WHAT THIS TASK INVOLVES:
Repeat every record exactly, but keep images out of the copy.

INFORMATION PROVIDED:
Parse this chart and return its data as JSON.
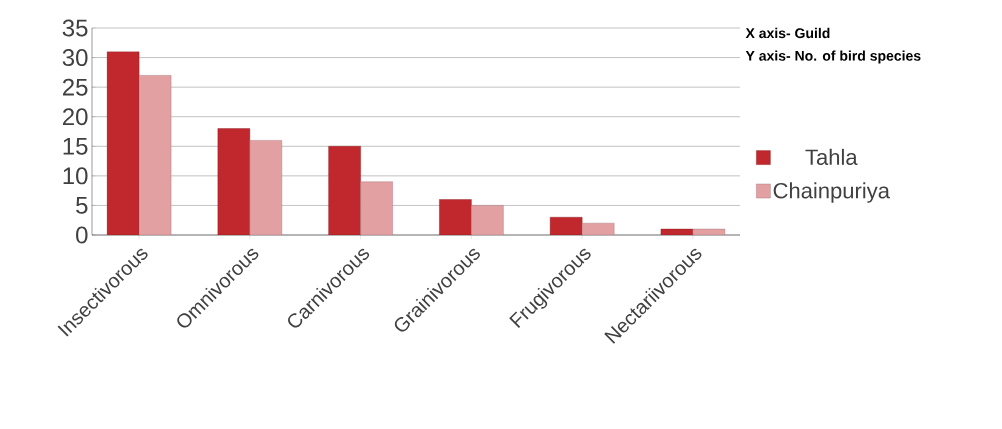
{
  "chart_data": {
    "type": "bar",
    "categories": [
      "Insectivorous",
      "Omnivorous",
      "Carnivorous",
      "Grainivorous",
      "Frugivorous",
      "Nectariivorous"
    ],
    "series": [
      {
        "name": "Tahla",
        "color": "#c0282d",
        "values": [
          31,
          18,
          15,
          6,
          3,
          1
        ]
      },
      {
        "name": "Chainpuriya",
        "color": "#e3a0a3",
        "values": [
          27,
          16,
          9,
          5,
          2,
          1
        ]
      }
    ],
    "ylim": [
      0,
      35
    ],
    "yticks": [
      0,
      5,
      10,
      15,
      20,
      25,
      30,
      35
    ],
    "grid": "y",
    "legend": "right",
    "annotations": [
      "X axis- Guild",
      "Y axis- No. of bird species"
    ]
  }
}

RESPONSE TO THIS EXERCISE:
Parse this chart and return its data as JSON.
{
  "chart_data": {
    "type": "bar",
    "categories": [
      "Insectivorous",
      "Omnivorous",
      "Carnivorous",
      "Grainivorous",
      "Frugivorous",
      "Nectariivorous"
    ],
    "series": [
      {
        "name": "Tahla",
        "color": "#c0282d",
        "values": [
          31,
          18,
          15,
          6,
          3,
          1
        ]
      },
      {
        "name": "Chainpuriya",
        "color": "#e3a0a3",
        "values": [
          27,
          16,
          9,
          5,
          2,
          1
        ]
      }
    ],
    "ylim": [
      0,
      35
    ],
    "yticks": [
      0,
      5,
      10,
      15,
      20,
      25,
      30,
      35
    ],
    "grid": "y",
    "legend": "right",
    "annotations": [
      "X axis- Guild",
      "Y axis- No. of bird species"
    ]
  }
}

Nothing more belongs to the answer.